WHAT TO WORK ON: Extract the full listing below without altering a single character.

[Items listed in a dataset]
· · · ·
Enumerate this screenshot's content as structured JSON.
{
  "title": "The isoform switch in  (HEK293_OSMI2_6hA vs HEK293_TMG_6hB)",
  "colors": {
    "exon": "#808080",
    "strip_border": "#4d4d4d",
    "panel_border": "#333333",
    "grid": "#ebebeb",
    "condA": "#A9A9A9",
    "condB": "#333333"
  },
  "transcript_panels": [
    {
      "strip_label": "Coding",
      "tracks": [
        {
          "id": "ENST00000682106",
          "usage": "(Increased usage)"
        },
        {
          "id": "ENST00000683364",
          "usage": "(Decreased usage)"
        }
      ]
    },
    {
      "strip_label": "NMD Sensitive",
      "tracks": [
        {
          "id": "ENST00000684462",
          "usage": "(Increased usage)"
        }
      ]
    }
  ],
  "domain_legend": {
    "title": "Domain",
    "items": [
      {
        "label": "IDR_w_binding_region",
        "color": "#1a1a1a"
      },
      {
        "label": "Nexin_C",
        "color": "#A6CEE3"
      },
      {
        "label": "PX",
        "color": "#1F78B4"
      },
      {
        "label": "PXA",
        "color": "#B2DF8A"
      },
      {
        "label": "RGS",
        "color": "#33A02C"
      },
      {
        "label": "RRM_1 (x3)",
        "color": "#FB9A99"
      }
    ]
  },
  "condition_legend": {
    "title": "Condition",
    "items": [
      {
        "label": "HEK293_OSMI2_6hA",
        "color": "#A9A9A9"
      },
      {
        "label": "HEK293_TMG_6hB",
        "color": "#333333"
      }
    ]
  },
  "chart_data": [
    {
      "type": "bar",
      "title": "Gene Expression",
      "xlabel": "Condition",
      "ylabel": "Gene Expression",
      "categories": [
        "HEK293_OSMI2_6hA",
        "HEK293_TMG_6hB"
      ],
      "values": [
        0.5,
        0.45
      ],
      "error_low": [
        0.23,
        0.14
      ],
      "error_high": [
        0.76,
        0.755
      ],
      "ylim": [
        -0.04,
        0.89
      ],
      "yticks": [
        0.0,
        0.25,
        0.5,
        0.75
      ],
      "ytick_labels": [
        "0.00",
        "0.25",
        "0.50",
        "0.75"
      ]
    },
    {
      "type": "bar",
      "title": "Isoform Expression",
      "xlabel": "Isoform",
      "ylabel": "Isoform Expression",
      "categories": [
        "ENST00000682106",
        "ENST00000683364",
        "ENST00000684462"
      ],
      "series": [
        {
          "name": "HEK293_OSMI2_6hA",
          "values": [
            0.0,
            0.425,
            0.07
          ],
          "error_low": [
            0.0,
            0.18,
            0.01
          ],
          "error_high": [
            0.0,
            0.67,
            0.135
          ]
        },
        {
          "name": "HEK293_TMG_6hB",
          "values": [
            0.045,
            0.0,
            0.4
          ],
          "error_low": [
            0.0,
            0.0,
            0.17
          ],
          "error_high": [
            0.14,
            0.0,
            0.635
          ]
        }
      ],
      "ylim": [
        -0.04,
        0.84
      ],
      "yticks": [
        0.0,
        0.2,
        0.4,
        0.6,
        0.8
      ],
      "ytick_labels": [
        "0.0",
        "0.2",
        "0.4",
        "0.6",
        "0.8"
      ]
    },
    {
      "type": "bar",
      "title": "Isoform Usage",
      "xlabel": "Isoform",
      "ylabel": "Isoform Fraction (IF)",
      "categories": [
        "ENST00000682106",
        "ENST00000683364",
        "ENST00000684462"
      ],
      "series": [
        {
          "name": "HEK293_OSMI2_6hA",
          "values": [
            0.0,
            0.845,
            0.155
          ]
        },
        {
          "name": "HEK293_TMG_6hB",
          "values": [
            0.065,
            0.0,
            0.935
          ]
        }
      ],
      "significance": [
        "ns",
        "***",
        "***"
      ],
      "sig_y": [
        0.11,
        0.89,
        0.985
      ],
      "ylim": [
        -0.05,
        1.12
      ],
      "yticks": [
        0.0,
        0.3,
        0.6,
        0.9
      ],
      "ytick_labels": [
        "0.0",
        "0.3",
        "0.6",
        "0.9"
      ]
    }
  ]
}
· · · ·
ANSWER TO THE EXERCISE:
Enumerate this screenshot's content as structured JSON.
{
  "title": "The isoform switch in  (HEK293_OSMI2_6hA vs HEK293_TMG_6hB)",
  "colors": {
    "exon": "#808080",
    "strip_border": "#4d4d4d",
    "panel_border": "#333333",
    "grid": "#ebebeb",
    "condA": "#A9A9A9",
    "condB": "#333333"
  },
  "transcript_panels": [
    {
      "strip_label": "Coding",
      "tracks": [
        {
          "id": "ENST00000682106",
          "usage": "(Increased usage)"
        },
        {
          "id": "ENST00000683364",
          "usage": "(Decreased usage)"
        }
      ]
    },
    {
      "strip_label": "NMD Sensitive",
      "tracks": [
        {
          "id": "ENST00000684462",
          "usage": "(Increased usage)"
        }
      ]
    }
  ],
  "domain_legend": {
    "title": "Domain",
    "items": [
      {
        "label": "IDR_w_binding_region",
        "color": "#1a1a1a"
      },
      {
        "label": "Nexin_C",
        "color": "#A6CEE3"
      },
      {
        "label": "PX",
        "color": "#1F78B4"
      },
      {
        "label": "PXA",
        "color": "#B2DF8A"
      },
      {
        "label": "RGS",
        "color": "#33A02C"
      },
      {
        "label": "RRM_1 (x3)",
        "color": "#FB9A99"
      }
    ]
  },
  "condition_legend": {
    "title": "Condition",
    "items": [
      {
        "label": "HEK293_OSMI2_6hA",
        "color": "#A9A9A9"
      },
      {
        "label": "HEK293_TMG_6hB",
        "color": "#333333"
      }
    ]
  },
  "chart_data": [
    {
      "type": "bar",
      "title": "Gene Expression",
      "xlabel": "Condition",
      "ylabel": "Gene Expression",
      "categories": [
        "HEK293_OSMI2_6hA",
        "HEK293_TMG_6hB"
      ],
      "values": [
        0.5,
        0.45
      ],
      "error_low": [
        0.23,
        0.14
      ],
      "error_high": [
        0.76,
        0.755
      ],
      "ylim": [
        -0.04,
        0.89
      ],
      "yticks": [
        0.0,
        0.25,
        0.5,
        0.75
      ],
      "ytick_labels": [
        "0.00",
        "0.25",
        "0.50",
        "0.75"
      ]
    },
    {
      "type": "bar",
      "title": "Isoform Expression",
      "xlabel": "Isoform",
      "ylabel": "Isoform Expression",
      "categories": [
        "ENST00000682106",
        "ENST00000683364",
        "ENST00000684462"
      ],
      "series": [
        {
          "name": "HEK293_OSMI2_6hA",
          "values": [
            0.0,
            0.425,
            0.07
          ],
          "error_low": [
            0.0,
            0.18,
            0.01
          ],
          "error_high": [
            0.0,
            0.67,
            0.135
          ]
        },
        {
          "name": "HEK293_TMG_6hB",
          "values": [
            0.045,
            0.0,
            0.4
          ],
          "error_low": [
            0.0,
            0.0,
            0.17
          ],
          "error_high": [
            0.14,
            0.0,
            0.635
          ]
        }
      ],
      "ylim": [
        -0.04,
        0.84
      ],
      "yticks": [
        0.0,
        0.2,
        0.4,
        0.6,
        0.8
      ],
      "ytick_labels": [
        "0.0",
        "0.2",
        "0.4",
        "0.6",
        "0.8"
      ]
    },
    {
      "type": "bar",
      "title": "Isoform Usage",
      "xlabel": "Isoform",
      "ylabel": "Isoform Fraction (IF)",
      "categories": [
        "ENST00000682106",
        "ENST00000683364",
        "ENST00000684462"
      ],
      "series": [
        {
          "name": "HEK293_OSMI2_6hA",
          "values": [
            0.0,
            0.845,
            0.155
          ]
        },
        {
          "name": "HEK293_TMG_6hB",
          "values": [
            0.065,
            0.0,
            0.935
          ]
        }
      ],
      "significance": [
        "ns",
        "***",
        "***"
      ],
      "sig_y": [
        0.11,
        0.89,
        0.985
      ],
      "ylim": [
        -0.05,
        1.12
      ],
      "yticks": [
        0.0,
        0.3,
        0.6,
        0.9
      ],
      "ytick_labels": [
        "0.0",
        "0.3",
        "0.6",
        "0.9"
      ]
    }
  ]
}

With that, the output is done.